### Prompt
Copy each line exactly.

### Supplied records

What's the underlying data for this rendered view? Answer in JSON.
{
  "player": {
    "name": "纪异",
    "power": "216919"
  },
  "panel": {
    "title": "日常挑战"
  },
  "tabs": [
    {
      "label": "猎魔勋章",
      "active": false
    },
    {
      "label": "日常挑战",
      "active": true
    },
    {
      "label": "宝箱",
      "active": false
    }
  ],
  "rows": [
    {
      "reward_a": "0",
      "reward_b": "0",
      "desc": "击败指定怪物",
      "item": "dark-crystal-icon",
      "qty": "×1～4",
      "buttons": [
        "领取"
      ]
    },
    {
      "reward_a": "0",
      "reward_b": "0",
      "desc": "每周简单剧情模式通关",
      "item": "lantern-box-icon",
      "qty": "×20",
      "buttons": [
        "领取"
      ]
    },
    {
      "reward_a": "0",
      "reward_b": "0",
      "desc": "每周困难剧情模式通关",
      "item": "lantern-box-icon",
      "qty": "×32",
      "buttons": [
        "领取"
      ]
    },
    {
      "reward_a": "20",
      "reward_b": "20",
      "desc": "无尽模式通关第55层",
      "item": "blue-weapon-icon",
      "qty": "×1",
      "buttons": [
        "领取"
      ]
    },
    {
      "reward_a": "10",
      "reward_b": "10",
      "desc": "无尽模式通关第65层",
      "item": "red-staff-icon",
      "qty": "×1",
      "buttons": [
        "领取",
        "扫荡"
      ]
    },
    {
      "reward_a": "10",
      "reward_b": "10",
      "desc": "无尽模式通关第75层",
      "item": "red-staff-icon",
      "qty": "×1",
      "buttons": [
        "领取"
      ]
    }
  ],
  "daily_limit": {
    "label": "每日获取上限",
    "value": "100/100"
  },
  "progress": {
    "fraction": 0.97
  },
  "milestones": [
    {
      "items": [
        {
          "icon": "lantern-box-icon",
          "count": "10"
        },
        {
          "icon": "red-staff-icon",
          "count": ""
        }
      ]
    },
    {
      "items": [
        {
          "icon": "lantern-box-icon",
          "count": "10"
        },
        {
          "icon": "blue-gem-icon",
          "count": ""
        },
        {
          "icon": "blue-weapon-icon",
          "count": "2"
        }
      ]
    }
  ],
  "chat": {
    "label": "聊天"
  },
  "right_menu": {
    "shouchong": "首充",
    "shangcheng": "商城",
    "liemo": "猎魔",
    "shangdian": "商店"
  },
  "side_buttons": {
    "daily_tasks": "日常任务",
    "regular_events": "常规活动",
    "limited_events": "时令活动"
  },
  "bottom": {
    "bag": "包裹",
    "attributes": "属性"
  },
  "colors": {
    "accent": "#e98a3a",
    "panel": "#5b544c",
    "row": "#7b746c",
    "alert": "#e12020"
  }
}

### The output
What's the underlying data for this rendered view? Answer in JSON.
{
  "player": {
    "name": "纪异",
    "power": "216919"
  },
  "panel": {
    "title": "日常挑战"
  },
  "tabs": [
    {
      "label": "猎魔勋章",
      "active": false
    },
    {
      "label": "日常挑战",
      "active": true
    },
    {
      "label": "宝箱",
      "active": false
    }
  ],
  "rows": [
    {
      "reward_a": "0",
      "reward_b": "0",
      "desc": "击败指定怪物",
      "item": "dark-crystal-icon",
      "qty": "×1～4",
      "buttons": [
        "领取"
      ]
    },
    {
      "reward_a": "0",
      "reward_b": "0",
      "desc": "每周简单剧情模式通关",
      "item": "lantern-box-icon",
      "qty": "×20",
      "buttons": [
        "领取"
      ]
    },
    {
      "reward_a": "0",
      "reward_b": "0",
      "desc": "每周困难剧情模式通关",
      "item": "lantern-box-icon",
      "qty": "×32",
      "buttons": [
        "领取"
      ]
    },
    {
      "reward_a": "20",
      "reward_b": "20",
      "desc": "无尽模式通关第55层",
      "item": "blue-weapon-icon",
      "qty": "×1",
      "buttons": [
        "领取"
      ]
    },
    {
      "reward_a": "10",
      "reward_b": "10",
      "desc": "无尽模式通关第65层",
      "item": "red-staff-icon",
      "qty": "×1",
      "buttons": [
        "领取",
        "扫荡"
      ]
    },
    {
      "reward_a": "10",
      "reward_b": "10",
      "desc": "无尽模式通关第75层",
      "item": "red-staff-icon",
      "qty": "×1",
      "buttons": [
        "领取"
      ]
    }
  ],
  "daily_limit": {
    "label": "每日获取上限",
    "value": "100/100"
  },
  "progress": {
    "fraction": 0.97
  },
  "milestones": [
    {
      "items": [
        {
          "icon": "lantern-box-icon",
          "count": "10"
        },
        {
          "icon": "red-staff-icon",
          "count": ""
        }
      ]
    },
    {
      "items": [
        {
          "icon": "lantern-box-icon",
          "count": "10"
        },
        {
          "icon": "blue-gem-icon",
          "count": ""
        },
        {
          "icon": "blue-weapon-icon",
          "count": "2"
        }
      ]
    }
  ],
  "chat": {
    "label": "聊天"
  },
  "right_menu": {
    "shouchong": "首充",
    "shangcheng": "商城",
    "liemo": "猎魔",
    "shangdian": "商店"
  },
  "side_buttons": {
    "daily_tasks": "日常任务",
    "regular_events": "常规活动",
    "limited_events": "时令活动"
  },
  "bottom": {
    "bag": "包裹",
    "attributes": "属性"
  },
  "colors": {
    "accent": "#e98a3a",
    "panel": "#5b544c",
    "row": "#7b746c",
    "alert": "#e12020"
  }
}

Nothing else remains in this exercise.